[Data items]
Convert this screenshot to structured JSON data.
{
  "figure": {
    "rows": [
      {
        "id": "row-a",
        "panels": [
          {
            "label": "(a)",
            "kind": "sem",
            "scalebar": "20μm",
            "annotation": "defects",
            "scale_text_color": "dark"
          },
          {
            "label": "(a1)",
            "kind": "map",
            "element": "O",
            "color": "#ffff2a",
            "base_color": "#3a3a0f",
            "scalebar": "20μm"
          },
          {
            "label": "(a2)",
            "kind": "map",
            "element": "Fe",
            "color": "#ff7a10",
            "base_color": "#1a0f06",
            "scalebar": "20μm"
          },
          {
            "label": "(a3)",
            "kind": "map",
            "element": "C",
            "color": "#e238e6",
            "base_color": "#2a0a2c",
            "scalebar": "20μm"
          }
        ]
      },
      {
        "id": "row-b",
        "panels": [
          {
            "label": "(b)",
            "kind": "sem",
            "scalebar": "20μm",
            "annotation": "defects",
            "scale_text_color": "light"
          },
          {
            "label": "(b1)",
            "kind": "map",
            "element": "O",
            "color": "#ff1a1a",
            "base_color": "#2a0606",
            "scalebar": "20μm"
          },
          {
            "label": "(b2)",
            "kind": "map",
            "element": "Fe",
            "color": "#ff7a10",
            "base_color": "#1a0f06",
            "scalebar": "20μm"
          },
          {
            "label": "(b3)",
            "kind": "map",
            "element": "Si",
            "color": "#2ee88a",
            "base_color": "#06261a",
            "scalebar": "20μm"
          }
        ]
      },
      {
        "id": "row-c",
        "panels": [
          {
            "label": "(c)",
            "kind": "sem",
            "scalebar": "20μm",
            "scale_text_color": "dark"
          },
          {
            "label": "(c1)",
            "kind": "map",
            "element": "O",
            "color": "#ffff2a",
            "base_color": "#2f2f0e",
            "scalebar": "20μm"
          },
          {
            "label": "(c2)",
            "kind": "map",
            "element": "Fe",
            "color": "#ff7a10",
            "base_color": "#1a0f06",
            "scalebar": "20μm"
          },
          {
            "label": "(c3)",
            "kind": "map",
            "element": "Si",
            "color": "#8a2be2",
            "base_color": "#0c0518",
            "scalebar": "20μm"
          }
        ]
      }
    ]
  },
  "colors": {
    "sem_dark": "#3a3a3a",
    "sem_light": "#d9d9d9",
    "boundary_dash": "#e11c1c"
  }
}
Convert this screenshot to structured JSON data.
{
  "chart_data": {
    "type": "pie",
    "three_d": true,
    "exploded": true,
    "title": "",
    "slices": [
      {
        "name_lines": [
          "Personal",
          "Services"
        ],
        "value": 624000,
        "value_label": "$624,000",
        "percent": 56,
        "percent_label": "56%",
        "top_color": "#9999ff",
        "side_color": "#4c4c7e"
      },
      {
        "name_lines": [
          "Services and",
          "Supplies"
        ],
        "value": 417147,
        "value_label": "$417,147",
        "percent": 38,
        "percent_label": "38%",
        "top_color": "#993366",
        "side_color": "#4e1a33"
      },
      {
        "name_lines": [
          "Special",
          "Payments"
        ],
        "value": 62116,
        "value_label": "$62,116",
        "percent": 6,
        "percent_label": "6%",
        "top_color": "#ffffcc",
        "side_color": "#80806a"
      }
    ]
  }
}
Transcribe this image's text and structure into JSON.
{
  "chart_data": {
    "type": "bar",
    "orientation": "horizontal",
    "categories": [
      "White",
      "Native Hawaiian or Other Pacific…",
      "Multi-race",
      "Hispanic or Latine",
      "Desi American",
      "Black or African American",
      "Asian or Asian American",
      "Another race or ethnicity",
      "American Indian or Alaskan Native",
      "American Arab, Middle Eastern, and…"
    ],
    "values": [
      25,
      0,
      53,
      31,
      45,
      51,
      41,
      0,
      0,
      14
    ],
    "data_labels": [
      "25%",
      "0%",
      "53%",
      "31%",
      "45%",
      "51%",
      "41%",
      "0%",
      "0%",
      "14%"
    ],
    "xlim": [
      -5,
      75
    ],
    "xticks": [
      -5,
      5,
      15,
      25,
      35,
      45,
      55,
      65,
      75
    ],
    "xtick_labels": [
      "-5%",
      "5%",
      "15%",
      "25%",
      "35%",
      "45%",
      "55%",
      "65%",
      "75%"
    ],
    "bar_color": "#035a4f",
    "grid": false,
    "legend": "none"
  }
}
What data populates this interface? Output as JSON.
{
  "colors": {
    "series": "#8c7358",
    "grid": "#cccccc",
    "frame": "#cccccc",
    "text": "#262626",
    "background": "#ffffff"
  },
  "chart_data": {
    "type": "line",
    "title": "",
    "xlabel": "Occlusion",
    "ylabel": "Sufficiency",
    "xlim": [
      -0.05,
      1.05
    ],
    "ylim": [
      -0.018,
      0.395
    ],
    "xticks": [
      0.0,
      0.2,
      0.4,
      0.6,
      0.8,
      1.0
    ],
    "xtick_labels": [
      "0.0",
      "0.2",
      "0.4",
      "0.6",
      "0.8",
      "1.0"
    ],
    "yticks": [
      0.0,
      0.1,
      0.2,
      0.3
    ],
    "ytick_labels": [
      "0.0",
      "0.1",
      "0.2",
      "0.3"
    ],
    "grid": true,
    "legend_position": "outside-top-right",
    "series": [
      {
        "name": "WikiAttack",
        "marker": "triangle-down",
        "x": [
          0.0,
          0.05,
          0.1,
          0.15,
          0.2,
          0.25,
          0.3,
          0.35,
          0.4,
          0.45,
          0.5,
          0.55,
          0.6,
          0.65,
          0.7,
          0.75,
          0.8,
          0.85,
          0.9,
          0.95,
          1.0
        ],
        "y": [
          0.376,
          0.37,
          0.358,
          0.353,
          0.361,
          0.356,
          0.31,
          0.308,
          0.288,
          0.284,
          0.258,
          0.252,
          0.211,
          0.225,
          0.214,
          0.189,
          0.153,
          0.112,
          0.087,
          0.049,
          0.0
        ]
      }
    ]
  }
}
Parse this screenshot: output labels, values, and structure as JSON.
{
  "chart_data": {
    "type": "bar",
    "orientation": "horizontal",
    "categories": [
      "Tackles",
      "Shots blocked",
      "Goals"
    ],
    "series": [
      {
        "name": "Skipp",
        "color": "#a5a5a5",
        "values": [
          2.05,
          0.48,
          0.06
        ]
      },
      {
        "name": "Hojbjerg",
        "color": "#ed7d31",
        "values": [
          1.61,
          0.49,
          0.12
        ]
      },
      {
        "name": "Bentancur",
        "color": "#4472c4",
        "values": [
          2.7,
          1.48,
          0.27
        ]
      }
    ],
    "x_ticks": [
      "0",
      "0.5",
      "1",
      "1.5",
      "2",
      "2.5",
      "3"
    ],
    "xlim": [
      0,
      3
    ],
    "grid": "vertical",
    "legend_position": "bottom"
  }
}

## REQUIREMENT
Tell how many lines of the material above hold "this", answering with a bare number.

## TASK RESPONSE
5